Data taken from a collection
>> START

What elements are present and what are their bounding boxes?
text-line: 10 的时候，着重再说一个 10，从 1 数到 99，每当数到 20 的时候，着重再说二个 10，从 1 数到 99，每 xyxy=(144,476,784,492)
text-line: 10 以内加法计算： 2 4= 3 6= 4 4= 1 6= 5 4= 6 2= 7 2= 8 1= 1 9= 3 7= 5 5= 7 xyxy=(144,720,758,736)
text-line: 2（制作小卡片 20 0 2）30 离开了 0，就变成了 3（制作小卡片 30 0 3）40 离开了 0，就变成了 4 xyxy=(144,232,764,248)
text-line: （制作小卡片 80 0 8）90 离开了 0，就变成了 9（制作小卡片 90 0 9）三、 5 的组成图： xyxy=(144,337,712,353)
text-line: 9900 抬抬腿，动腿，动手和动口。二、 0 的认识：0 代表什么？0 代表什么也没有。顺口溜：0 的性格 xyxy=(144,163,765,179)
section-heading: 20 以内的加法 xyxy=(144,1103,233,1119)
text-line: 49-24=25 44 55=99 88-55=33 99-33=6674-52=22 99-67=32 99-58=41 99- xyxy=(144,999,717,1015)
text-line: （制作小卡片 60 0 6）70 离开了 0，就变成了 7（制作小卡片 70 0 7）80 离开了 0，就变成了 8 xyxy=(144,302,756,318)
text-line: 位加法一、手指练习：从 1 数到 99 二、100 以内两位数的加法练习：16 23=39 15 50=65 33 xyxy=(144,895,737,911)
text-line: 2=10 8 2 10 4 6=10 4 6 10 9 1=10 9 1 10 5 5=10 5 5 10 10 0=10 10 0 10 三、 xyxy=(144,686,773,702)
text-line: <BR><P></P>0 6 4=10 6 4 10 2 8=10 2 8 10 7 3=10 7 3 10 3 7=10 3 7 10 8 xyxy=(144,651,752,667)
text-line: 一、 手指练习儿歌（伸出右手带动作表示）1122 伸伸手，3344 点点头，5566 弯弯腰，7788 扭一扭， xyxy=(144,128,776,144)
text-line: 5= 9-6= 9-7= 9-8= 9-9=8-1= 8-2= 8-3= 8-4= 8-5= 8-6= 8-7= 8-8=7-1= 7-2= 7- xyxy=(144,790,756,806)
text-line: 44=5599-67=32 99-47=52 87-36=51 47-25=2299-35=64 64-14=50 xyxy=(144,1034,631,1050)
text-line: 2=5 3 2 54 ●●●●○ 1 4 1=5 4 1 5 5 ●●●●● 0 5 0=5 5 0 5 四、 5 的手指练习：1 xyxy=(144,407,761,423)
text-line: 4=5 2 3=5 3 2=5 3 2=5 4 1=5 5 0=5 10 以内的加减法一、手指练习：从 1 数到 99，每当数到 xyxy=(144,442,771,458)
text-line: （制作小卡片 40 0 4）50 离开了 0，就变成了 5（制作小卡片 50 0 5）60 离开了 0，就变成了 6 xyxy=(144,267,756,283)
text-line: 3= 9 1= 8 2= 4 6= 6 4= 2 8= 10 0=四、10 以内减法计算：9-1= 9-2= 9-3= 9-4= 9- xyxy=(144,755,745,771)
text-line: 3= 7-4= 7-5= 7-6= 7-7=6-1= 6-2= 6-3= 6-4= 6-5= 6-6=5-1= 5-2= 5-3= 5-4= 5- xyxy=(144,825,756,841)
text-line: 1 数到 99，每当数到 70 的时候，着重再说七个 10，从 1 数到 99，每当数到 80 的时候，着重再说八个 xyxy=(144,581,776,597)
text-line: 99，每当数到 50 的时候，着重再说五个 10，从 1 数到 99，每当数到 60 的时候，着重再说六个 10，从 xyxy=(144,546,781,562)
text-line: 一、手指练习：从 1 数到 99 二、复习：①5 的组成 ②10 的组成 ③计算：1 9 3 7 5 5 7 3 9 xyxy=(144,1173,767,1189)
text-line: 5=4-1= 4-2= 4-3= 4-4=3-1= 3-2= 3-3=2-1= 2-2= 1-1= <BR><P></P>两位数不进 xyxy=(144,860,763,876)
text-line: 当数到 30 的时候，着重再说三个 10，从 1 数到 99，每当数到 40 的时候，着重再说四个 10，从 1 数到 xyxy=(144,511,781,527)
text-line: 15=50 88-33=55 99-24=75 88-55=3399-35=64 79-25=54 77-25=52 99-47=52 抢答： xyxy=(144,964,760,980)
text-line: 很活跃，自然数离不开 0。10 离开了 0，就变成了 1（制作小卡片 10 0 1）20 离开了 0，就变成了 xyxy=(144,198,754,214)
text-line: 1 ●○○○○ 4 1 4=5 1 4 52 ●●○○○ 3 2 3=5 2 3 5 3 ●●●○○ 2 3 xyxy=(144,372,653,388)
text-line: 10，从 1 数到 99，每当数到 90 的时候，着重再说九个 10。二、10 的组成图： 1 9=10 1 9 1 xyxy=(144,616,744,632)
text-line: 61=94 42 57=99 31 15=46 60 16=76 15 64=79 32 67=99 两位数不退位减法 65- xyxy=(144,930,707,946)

>> END

Given instruction =
Write out every line of the listing above word for word, with nothing changed or left out.

Solution for this exercise =
What elements are present and what are their bounding boxes?
text-line: 10 的时候，着重再说一个 10，从 1 数到 99，每当数到 20 的时候，着重再说二个 10，从 1 数到 99，每 xyxy=(144,476,784,492)
text-line: 10 以内加法计算： 2 4= 3 6= 4 4= 1 6= 5 4= 6 2= 7 2= 8 1= 1 9= 3 7= 5 5= 7 xyxy=(144,720,758,736)
text-line: 2（制作小卡片 20 0 2）30 离开了 0，就变成了 3（制作小卡片 30 0 3）40 离开了 0，就变成了 4 xyxy=(144,232,764,248)
text-line: （制作小卡片 80 0 8）90 离开了 0，就变成了 9（制作小卡片 90 0 9）三、 5 的组成图： xyxy=(144,337,712,353)
text-line: 9900 抬抬腿，动腿，动手和动口。二、 0 的认识：0 代表什么？0 代表什么也没有。顺口溜：0 的性格 xyxy=(144,163,765,179)
section-heading: 20 以内的加法 xyxy=(144,1103,233,1119)
text-line: 49-24=25 44 55=99 88-55=33 99-33=6674-52=22 99-67=32 99-58=41 99- xyxy=(144,999,717,1015)
text-line: （制作小卡片 60 0 6）70 离开了 0，就变成了 7（制作小卡片 70 0 7）80 离开了 0，就变成了 8 xyxy=(144,302,756,318)
text-line: 位加法一、手指练习：从 1 数到 99 二、100 以内两位数的加法练习：16 23=39 15 50=65 33 xyxy=(144,895,737,911)
text-line: 2=10 8 2 10 4 6=10 4 6 10 9 1=10 9 1 10 5 5=10 5 5 10 10 0=10 10 0 10 三、 xyxy=(144,686,773,702)
text-line: <BR><P></P>0 6 4=10 6 4 10 2 8=10 2 8 10 7 3=10 7 3 10 3 7=10 3 7 10 8 xyxy=(144,651,752,667)
text-line: 一、 手指练习儿歌（伸出右手带动作表示）1122 伸伸手，3344 点点头，5566 弯弯腰，7788 扭一扭， xyxy=(144,128,776,144)
text-line: 5= 9-6= 9-7= 9-8= 9-9=8-1= 8-2= 8-3= 8-4= 8-5= 8-6= 8-7= 8-8=7-1= 7-2= 7- xyxy=(144,790,756,806)
text-line: 44=5599-67=32 99-47=52 87-36=51 47-25=2299-35=64 64-14=50 xyxy=(144,1034,631,1050)
text-line: 2=5 3 2 54 ●●●●○ 1 4 1=5 4 1 5 5 ●●●●● 0 5 0=5 5 0 5 四、 5 的手指练习：1 xyxy=(144,407,761,423)
text-line: 4=5 2 3=5 3 2=5 3 2=5 4 1=5 5 0=5 10 以内的加减法一、手指练习：从 1 数到 99，每当数到 xyxy=(144,442,771,458)
text-line: （制作小卡片 40 0 4）50 离开了 0，就变成了 5（制作小卡片 50 0 5）60 离开了 0，就变成了 6 xyxy=(144,267,756,283)
text-line: 3= 9 1= 8 2= 4 6= 6 4= 2 8= 10 0=四、10 以内减法计算：9-1= 9-2= 9-3= 9-4= 9- xyxy=(144,755,745,771)
text-line: 3= 7-4= 7-5= 7-6= 7-7=6-1= 6-2= 6-3= 6-4= 6-5= 6-6=5-1= 5-2= 5-3= 5-4= 5- xyxy=(144,825,756,841)
text-line: 1 数到 99，每当数到 70 的时候，着重再说七个 10，从 1 数到 99，每当数到 80 的时候，着重再说八个 xyxy=(144,581,776,597)
text-line: 99，每当数到 50 的时候，着重再说五个 10，从 1 数到 99，每当数到 60 的时候，着重再说六个 10，从 xyxy=(144,546,781,562)
text-line: 一、手指练习：从 1 数到 99 二、复习：①5 的组成 ②10 的组成 ③计算：1 9 3 7 5 5 7 3 9 xyxy=(144,1173,767,1189)
text-line: 5=4-1= 4-2= 4-3= 4-4=3-1= 3-2= 3-3=2-1= 2-2= 1-1= <BR><P></P>两位数不进 xyxy=(144,860,763,876)
text-line: 当数到 30 的时候，着重再说三个 10，从 1 数到 99，每当数到 40 的时候，着重再说四个 10，从 1 数到 xyxy=(144,511,781,527)
text-line: 15=50 88-33=55 99-24=75 88-55=3399-35=64 79-25=54 77-25=52 99-47=52 抢答： xyxy=(144,964,760,980)
text-line: 很活跃，自然数离不开 0。10 离开了 0，就变成了 1（制作小卡片 10 0 1）20 离开了 0，就变成了 xyxy=(144,198,754,214)
text-line: 1 ●○○○○ 4 1 4=5 1 4 52 ●●○○○ 3 2 3=5 2 3 5 3 ●●●○○ 2 3 xyxy=(144,372,653,388)
text-line: 10，从 1 数到 99，每当数到 90 的时候，着重再说九个 10。二、10 的组成图： 1 9=10 1 9 1 xyxy=(144,616,744,632)
text-line: 61=94 42 57=99 31 15=46 60 16=76 15 64=79 32 67=99 两位数不退位减法 65- xyxy=(144,930,707,946)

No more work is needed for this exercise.